— start of INPUT FOR THIS TASK —

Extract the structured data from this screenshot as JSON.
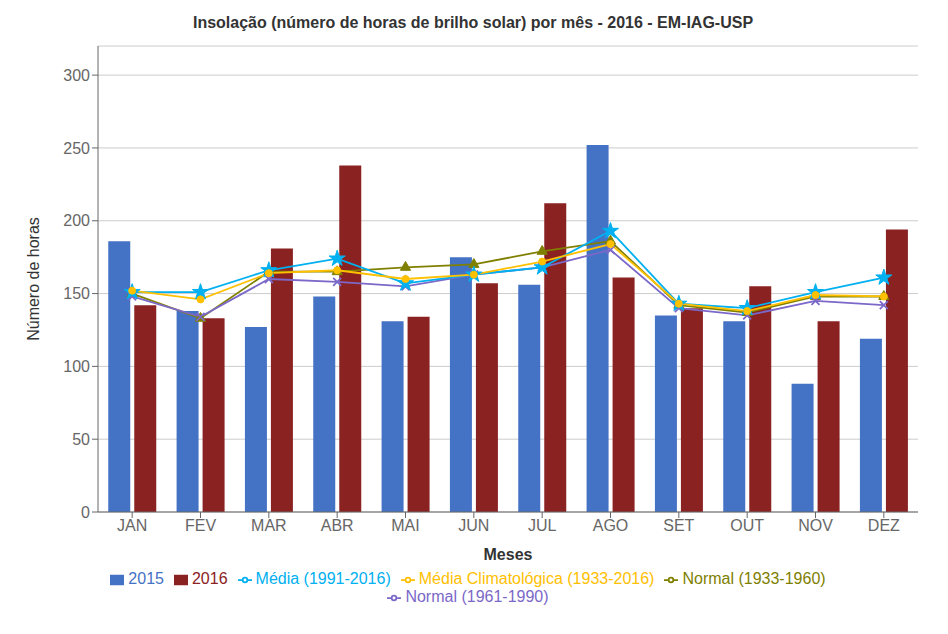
{
  "chart_data": {
    "type": "bar",
    "title": "Insolação (número de horas de brilho solar) por mês - 2016 - EM-IAG-USP",
    "x_label": "Meses",
    "y_label": "Número de horas",
    "categories": [
      "JAN",
      "FEV",
      "MAR",
      "ABR",
      "MAI",
      "JUN",
      "JUL",
      "AGO",
      "SET",
      "OUT",
      "NOV",
      "DEZ"
    ],
    "series": [
      {
        "name": "2015",
        "type": "bar",
        "color": "#4472C4",
        "values": [
          186,
          138,
          127,
          148,
          131,
          175,
          156,
          252,
          135,
          131,
          88,
          119
        ]
      },
      {
        "name": "2016",
        "type": "bar",
        "color": "#8B2222",
        "values": [
          142,
          133,
          181,
          238,
          134,
          157,
          212,
          161,
          140,
          155,
          131,
          194
        ]
      },
      {
        "name": "Normal (1933-1960)",
        "type": "line",
        "color": "#808000",
        "marker": "triangle",
        "values": [
          150,
          133,
          165,
          165,
          168,
          170,
          179,
          186,
          142,
          137,
          148,
          148
        ]
      },
      {
        "name": "Normal (1961-1990)",
        "type": "line",
        "color": "#7B68C8",
        "marker": "x",
        "values": [
          148,
          134,
          160,
          158,
          155,
          163,
          168,
          180,
          140,
          135,
          145,
          142
        ]
      },
      {
        "name": "Média (1991-2016)",
        "type": "line",
        "color": "#00B0F0",
        "marker": "star",
        "values": [
          151,
          151,
          166,
          174,
          157,
          163,
          168,
          193,
          143,
          140,
          151,
          161
        ]
      },
      {
        "name": "Média Climatológica (1933-2016)",
        "type": "line",
        "color": "#FFC000",
        "marker": "circle",
        "values": [
          152,
          146,
          164,
          166,
          160,
          163,
          172,
          184,
          143,
          138,
          149,
          148
        ]
      }
    ],
    "ylim": [
      0,
      320
    ],
    "yticks": [
      0,
      50,
      100,
      150,
      200,
      250,
      300
    ],
    "grid": true,
    "legend": "bottom"
  }
}
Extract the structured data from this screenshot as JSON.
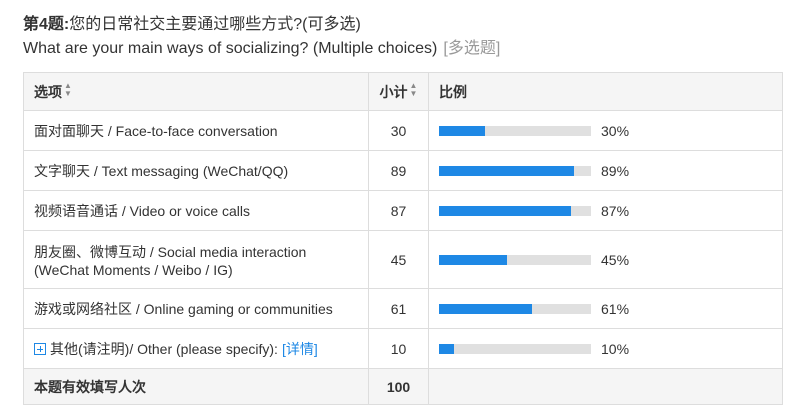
{
  "question": {
    "number_label": "第4题:",
    "title_cn": "您的日常社交主要通过哪些方式?(可多选)",
    "title_en": "What are your main ways of socializing? (Multiple choices)",
    "type_tag": "[多选题]"
  },
  "table": {
    "headers": {
      "option": "选项",
      "count": "小计",
      "ratio": "比例"
    },
    "rows": [
      {
        "label": "面对面聊天 / Face-to-face conversation",
        "count": "30",
        "percent": 30,
        "percent_label": "30%"
      },
      {
        "label": "文字聊天 / Text messaging (WeChat/QQ)",
        "count": "89",
        "percent": 89,
        "percent_label": "89%"
      },
      {
        "label": "视频语音通话 / Video or voice calls",
        "count": "87",
        "percent": 87,
        "percent_label": "87%"
      },
      {
        "label_line1": "朋友圈、微博互动 / Social media interaction",
        "label_line2": "(WeChat Moments / Weibo / IG)",
        "count": "45",
        "percent": 45,
        "percent_label": "45%"
      },
      {
        "label": "游戏或网络社区 / Online gaming or communities",
        "count": "61",
        "percent": 61,
        "percent_label": "61%"
      },
      {
        "label": "其他(请注明)/ Other (please specify):",
        "detail_link": "[详情]",
        "count": "10",
        "percent": 10,
        "percent_label": "10%"
      }
    ],
    "summary": {
      "label": "本题有效填写人次",
      "count": "100"
    }
  },
  "colors": {
    "bar_fill": "#1e88e5",
    "bar_track": "#e0e0e0",
    "header_bg": "#f5f5f5",
    "link": "#1e88e5"
  },
  "icons": {
    "sort": "sort-updown-icon",
    "expand": "plus-square-icon"
  }
}
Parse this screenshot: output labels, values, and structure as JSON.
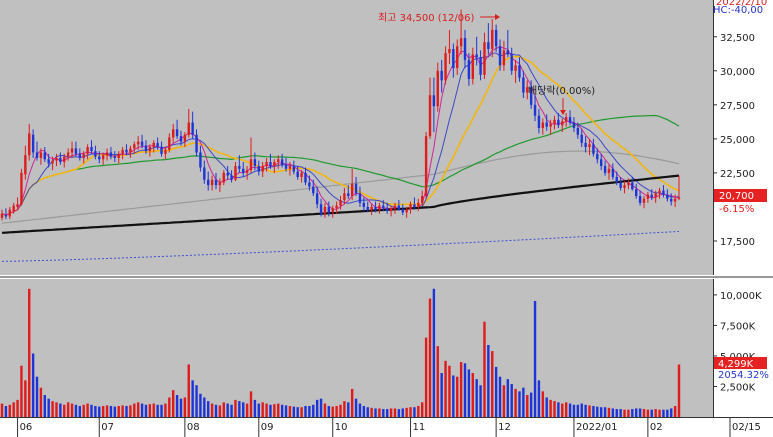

— end of INPUT FOR THIS TASK —

Transcribe the listing above verbatim. Omit the pictures.

* [ANSWER TO THE PROBLEM]
Extract the structured data from this screenshot as JSON.
{
  "chart_data": {
    "type": "bar",
    "title": "Insolação (número de horas de brilho solar) por mês - 2016 - EM-IAG-USP",
    "x_label": "Meses",
    "y_label": "Número de horas",
    "categories": [
      "JAN",
      "FEV",
      "MAR",
      "ABR",
      "MAI",
      "JUN",
      "JUL",
      "AGO",
      "SET",
      "OUT",
      "NOV",
      "DEZ"
    ],
    "series": [
      {
        "name": "2015",
        "type": "bar",
        "color": "#4472C4",
        "values": [
          186,
          138,
          127,
          148,
          131,
          175,
          156,
          252,
          135,
          131,
          88,
          119
        ]
      },
      {
        "name": "2016",
        "type": "bar",
        "color": "#8B2222",
        "values": [
          142,
          133,
          181,
          238,
          134,
          157,
          212,
          161,
          140,
          155,
          131,
          194
        ]
      },
      {
        "name": "Normal (1933-1960)",
        "type": "line",
        "color": "#808000",
        "marker": "triangle",
        "values": [
          150,
          133,
          165,
          165,
          168,
          170,
          179,
          186,
          142,
          137,
          148,
          148
        ]
      },
      {
        "name": "Normal (1961-1990)",
        "type": "line",
        "color": "#7B68C8",
        "marker": "x",
        "values": [
          148,
          134,
          160,
          158,
          155,
          163,
          168,
          180,
          140,
          135,
          145,
          142
        ]
      },
      {
        "name": "Média (1991-2016)",
        "type": "line",
        "color": "#00B0F0",
        "marker": "star",
        "values": [
          151,
          151,
          166,
          174,
          157,
          163,
          168,
          193,
          143,
          140,
          151,
          161
        ]
      },
      {
        "name": "Média Climatológica (1933-2016)",
        "type": "line",
        "color": "#FFC000",
        "marker": "circle",
        "values": [
          152,
          146,
          164,
          166,
          160,
          163,
          172,
          184,
          143,
          138,
          149,
          148
        ]
      }
    ],
    "ylim": [
      0,
      320
    ],
    "yticks": [
      0,
      50,
      100,
      150,
      200,
      250,
      300
    ],
    "grid": true,
    "legend": "bottom"
  }
}
Extract the structured data from this screenshot as JSON.
{
  "question": {
    "number_label": "第4题:",
    "title_cn": "您的日常社交主要通过哪些方式?(可多选)",
    "title_en": "What are your main ways of socializing? (Multiple choices)",
    "type_tag": "[多选题]"
  },
  "table": {
    "headers": {
      "option": "选项",
      "count": "小计",
      "ratio": "比例"
    },
    "rows": [
      {
        "label": "面对面聊天 / Face-to-face conversation",
        "count": "30",
        "percent": 30,
        "percent_label": "30%"
      },
      {
        "label": "文字聊天 / Text messaging (WeChat/QQ)",
        "count": "89",
        "percent": 89,
        "percent_label": "89%"
      },
      {
        "label": "视频语音通话 / Video or voice calls",
        "count": "87",
        "percent": 87,
        "percent_label": "87%"
      },
      {
        "label_line1": "朋友圈、微博互动 / Social media interaction",
        "label_line2": "(WeChat Moments / Weibo / IG)",
        "count": "45",
        "percent": 45,
        "percent_label": "45%"
      },
      {
        "label": "游戏或网络社区 / Online gaming or communities",
        "count": "61",
        "percent": 61,
        "percent_label": "61%"
      },
      {
        "label": "其他(请注明)/ Other (please specify):",
        "detail_link": "[详情]",
        "count": "10",
        "percent": 10,
        "percent_label": "10%"
      }
    ],
    "summary": {
      "label": "本题有效填写人次",
      "count": "100"
    }
  },
  "colors": {
    "bar_fill": "#1e88e5",
    "bar_track": "#e0e0e0",
    "header_bg": "#f5f5f5",
    "link": "#1e88e5"
  },
  "icons": {
    "sort": "sort-updown-icon",
    "expand": "plus-square-icon"
  }
}
Parse this screenshot: output labels, values, and structure as JSON.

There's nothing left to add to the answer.